== Material for this exercise ==
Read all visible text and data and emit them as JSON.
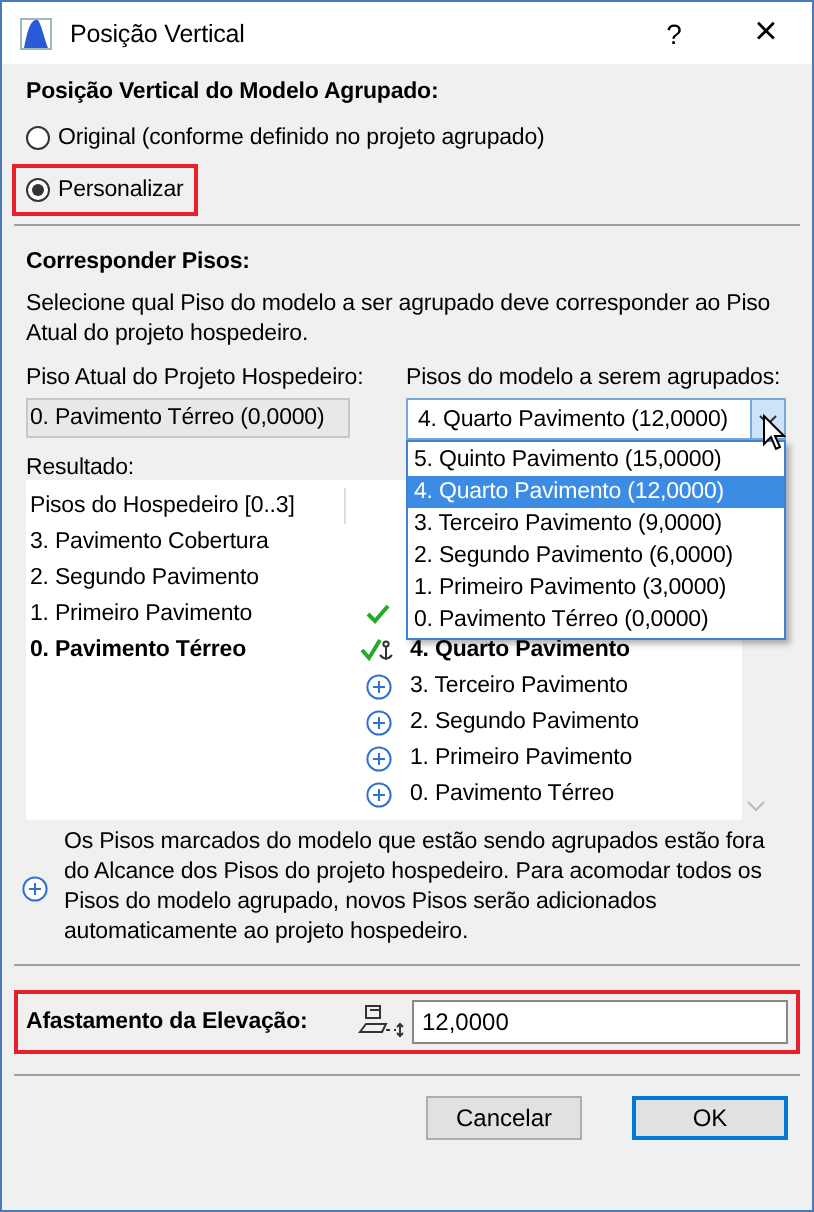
{
  "window": {
    "title": "Posição Vertical",
    "help": "?",
    "close": "×"
  },
  "position": {
    "heading": "Posição Vertical do Modelo Agrupado:",
    "options": [
      {
        "label": "Original (conforme definido no projeto agrupado)",
        "selected": false,
        "highlighted": false
      },
      {
        "label": "Personalizar",
        "selected": true,
        "highlighted": true
      }
    ]
  },
  "match": {
    "heading": "Corresponder Pisos:",
    "description": "Selecione qual Piso do modelo a ser agrupado deve corresponder ao Piso Atual do projeto hospedeiro.",
    "host_label": "Piso Atual do Projeto Hospedeiro:",
    "host_value": "0. Pavimento Térreo (0,0000)",
    "model_label": "Pisos do modelo a serem agrupados:",
    "model_value": "4. Quarto Pavimento (12,0000)",
    "dropdown": [
      {
        "label": "5. Quinto Pavimento (15,0000)",
        "selected": false
      },
      {
        "label": "4. Quarto Pavimento (12,0000)",
        "selected": true
      },
      {
        "label": "3. Terceiro Pavimento (9,0000)",
        "selected": false
      },
      {
        "label": "2. Segundo Pavimento (6,0000)",
        "selected": false
      },
      {
        "label": "1. Primeiro Pavimento (3,0000)",
        "selected": false
      },
      {
        "label": "0. Pavimento Térreo (0,0000)",
        "selected": false
      }
    ]
  },
  "result": {
    "label": "Resultado:",
    "host_header": "Pisos do Hospedeiro [0..3]",
    "rows": [
      {
        "host": "3. Pavimento Cobertura",
        "bold": false
      },
      {
        "host": "2. Segundo Pavimento",
        "bold": false
      },
      {
        "host": "1. Primeiro Pavimento",
        "kind": "check",
        "bold": false
      },
      {
        "host": "0. Pavimento Térreo",
        "kind": "anchor",
        "model": "4. Quarto Pavimento",
        "bold": true
      },
      {
        "kind": "add",
        "model": "3. Terceiro Pavimento",
        "bold": false
      },
      {
        "kind": "add",
        "model": "2. Segundo Pavimento",
        "bold": false
      },
      {
        "kind": "add",
        "model": "1. Primeiro Pavimento",
        "bold": false
      },
      {
        "kind": "add",
        "model": "0. Pavimento Térreo",
        "bold": false
      }
    ]
  },
  "note": "Os Pisos marcados do modelo que estão sendo agrupados estão fora do Alcance dos Pisos do projeto hospedeiro. Para acomodar todos os Pisos do modelo agrupado, novos Pisos serão adicionados automaticamente ao projeto hospedeiro.",
  "offset": {
    "label": "Afastamento da Elevação:",
    "value": "12,0000",
    "highlighted": true
  },
  "buttons": [
    {
      "label": "Cancelar",
      "default": false
    },
    {
      "label": "OK",
      "default": true
    }
  ]
}
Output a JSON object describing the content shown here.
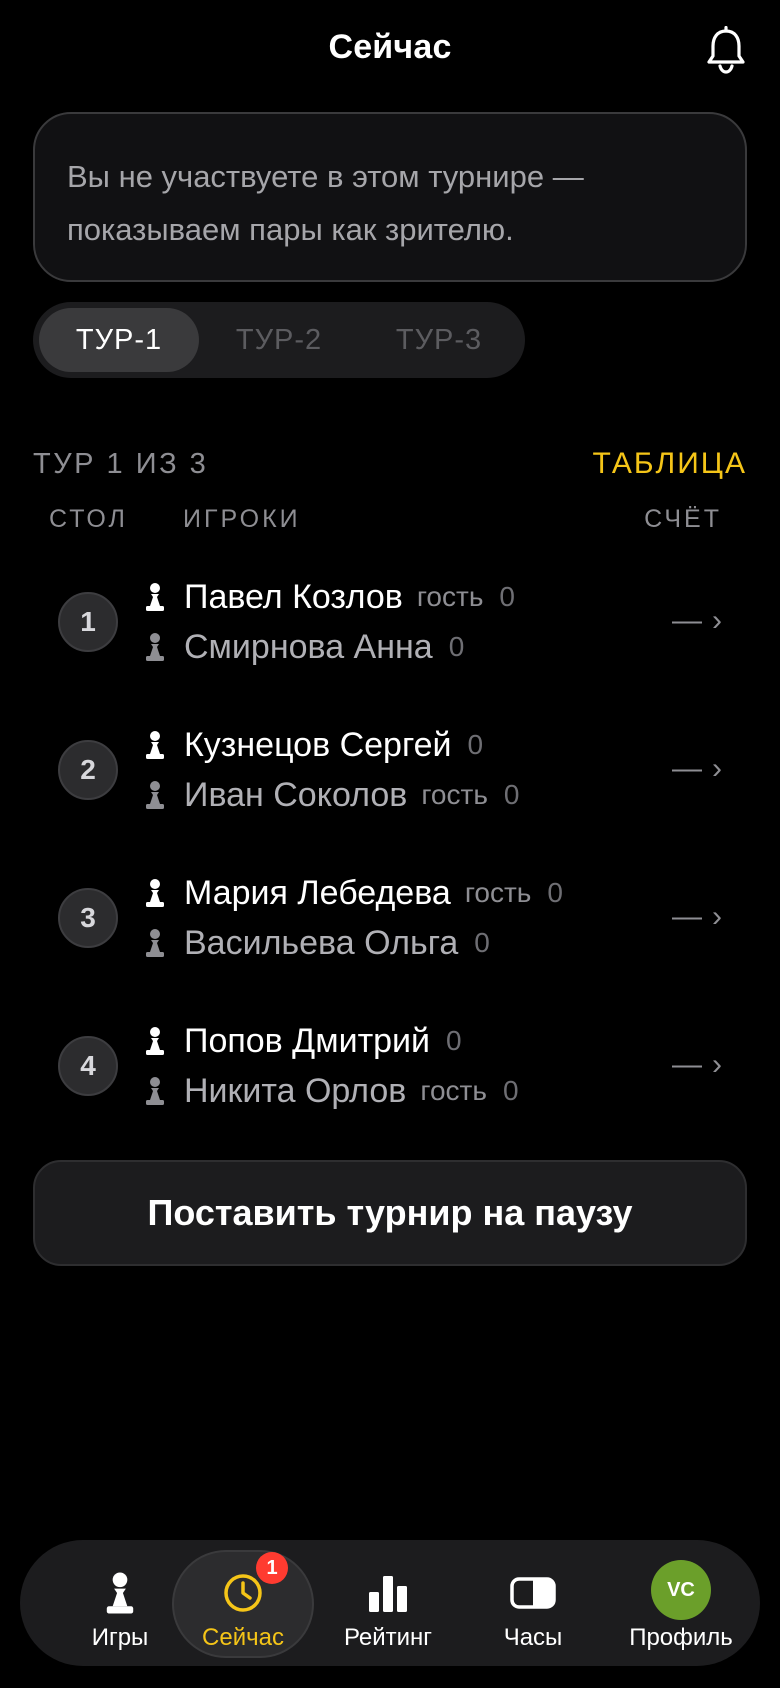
===
Quote the preceding records in their entirety, excluding every picture.

Read all visible text and data and emit them as JSON.
{
  "window": {
    "title": "Posição Vertical",
    "help": "?",
    "close": "×"
  },
  "position": {
    "heading": "Posição Vertical do Modelo Agrupado:",
    "options": [
      {
        "label": "Original (conforme definido no projeto agrupado)",
        "selected": false,
        "highlighted": false
      },
      {
        "label": "Personalizar",
        "selected": true,
        "highlighted": true
      }
    ]
  },
  "match": {
    "heading": "Corresponder Pisos:",
    "description": "Selecione qual Piso do modelo a ser agrupado deve corresponder ao Piso Atual do projeto hospedeiro.",
    "host_label": "Piso Atual do Projeto Hospedeiro:",
    "host_value": "0. Pavimento Térreo (0,0000)",
    "model_label": "Pisos do modelo a serem agrupados:",
    "model_value": "4. Quarto Pavimento (12,0000)",
    "dropdown": [
      {
        "label": "5. Quinto Pavimento (15,0000)",
        "selected": false
      },
      {
        "label": "4. Quarto Pavimento (12,0000)",
        "selected": true
      },
      {
        "label": "3. Terceiro Pavimento (9,0000)",
        "selected": false
      },
      {
        "label": "2. Segundo Pavimento (6,0000)",
        "selected": false
      },
      {
        "label": "1. Primeiro Pavimento (3,0000)",
        "selected": false
      },
      {
        "label": "0. Pavimento Térreo (0,0000)",
        "selected": false
      }
    ]
  },
  "result": {
    "label": "Resultado:",
    "host_header": "Pisos do Hospedeiro [0..3]",
    "rows": [
      {
        "host": "3. Pavimento Cobertura",
        "bold": false
      },
      {
        "host": "2. Segundo Pavimento",
        "bold": false
      },
      {
        "host": "1. Primeiro Pavimento",
        "kind": "check",
        "bold": false
      },
      {
        "host": "0. Pavimento Térreo",
        "kind": "anchor",
        "model": "4. Quarto Pavimento",
        "bold": true
      },
      {
        "kind": "add",
        "model": "3. Terceiro Pavimento",
        "bold": false
      },
      {
        "kind": "add",
        "model": "2. Segundo Pavimento",
        "bold": false
      },
      {
        "kind": "add",
        "model": "1. Primeiro Pavimento",
        "bold": false
      },
      {
        "kind": "add",
        "model": "0. Pavimento Térreo",
        "bold": false
      }
    ]
  },
  "note": "Os Pisos marcados do modelo que estão sendo agrupados estão fora do Alcance dos Pisos do projeto hospedeiro. Para acomodar todos os Pisos do modelo agrupado, novos Pisos serão adicionados automaticamente ao projeto hospedeiro.",
  "offset": {
    "label": "Afastamento da Elevação:",
    "value": "12,0000",
    "highlighted": true
  },
  "buttons": [
    {
      "label": "Cancelar",
      "default": false
    },
    {
      "label": "OK",
      "default": true
    }
  ]
}
Output a JSON object describing the content shown here.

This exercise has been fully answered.